**Supplied material**
+ + + + + + +

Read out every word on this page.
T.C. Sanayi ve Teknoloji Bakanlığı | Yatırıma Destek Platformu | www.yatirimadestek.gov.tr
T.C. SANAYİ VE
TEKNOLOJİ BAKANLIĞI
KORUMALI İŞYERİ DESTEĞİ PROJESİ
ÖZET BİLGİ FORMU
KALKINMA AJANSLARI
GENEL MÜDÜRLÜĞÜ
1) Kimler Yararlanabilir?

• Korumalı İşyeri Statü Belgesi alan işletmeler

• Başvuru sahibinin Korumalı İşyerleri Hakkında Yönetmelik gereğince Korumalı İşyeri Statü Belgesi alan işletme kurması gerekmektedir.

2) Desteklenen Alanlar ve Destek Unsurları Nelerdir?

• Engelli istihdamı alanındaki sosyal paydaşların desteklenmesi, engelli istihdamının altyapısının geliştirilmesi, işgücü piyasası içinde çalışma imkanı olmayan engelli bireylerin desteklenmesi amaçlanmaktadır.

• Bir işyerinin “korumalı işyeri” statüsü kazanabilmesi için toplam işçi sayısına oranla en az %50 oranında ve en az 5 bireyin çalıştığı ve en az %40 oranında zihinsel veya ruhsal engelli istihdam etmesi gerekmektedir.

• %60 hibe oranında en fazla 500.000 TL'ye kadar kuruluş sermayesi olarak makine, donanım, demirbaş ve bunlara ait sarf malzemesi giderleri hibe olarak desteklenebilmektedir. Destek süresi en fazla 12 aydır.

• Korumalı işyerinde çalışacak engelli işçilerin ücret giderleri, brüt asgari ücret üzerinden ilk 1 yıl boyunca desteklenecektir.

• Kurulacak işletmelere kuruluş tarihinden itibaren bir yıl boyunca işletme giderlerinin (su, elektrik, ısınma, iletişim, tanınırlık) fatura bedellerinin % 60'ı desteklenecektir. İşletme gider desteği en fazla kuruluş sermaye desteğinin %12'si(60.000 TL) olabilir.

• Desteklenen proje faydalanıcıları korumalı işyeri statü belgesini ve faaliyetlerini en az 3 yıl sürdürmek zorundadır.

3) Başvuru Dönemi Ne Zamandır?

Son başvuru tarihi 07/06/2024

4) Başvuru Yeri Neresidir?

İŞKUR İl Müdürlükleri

+ + + + + + +

**Requirement**
From the material given, work out how many lines hold the string "gerekmektedir"; state that number and nothing further.

**Solved exercise**
2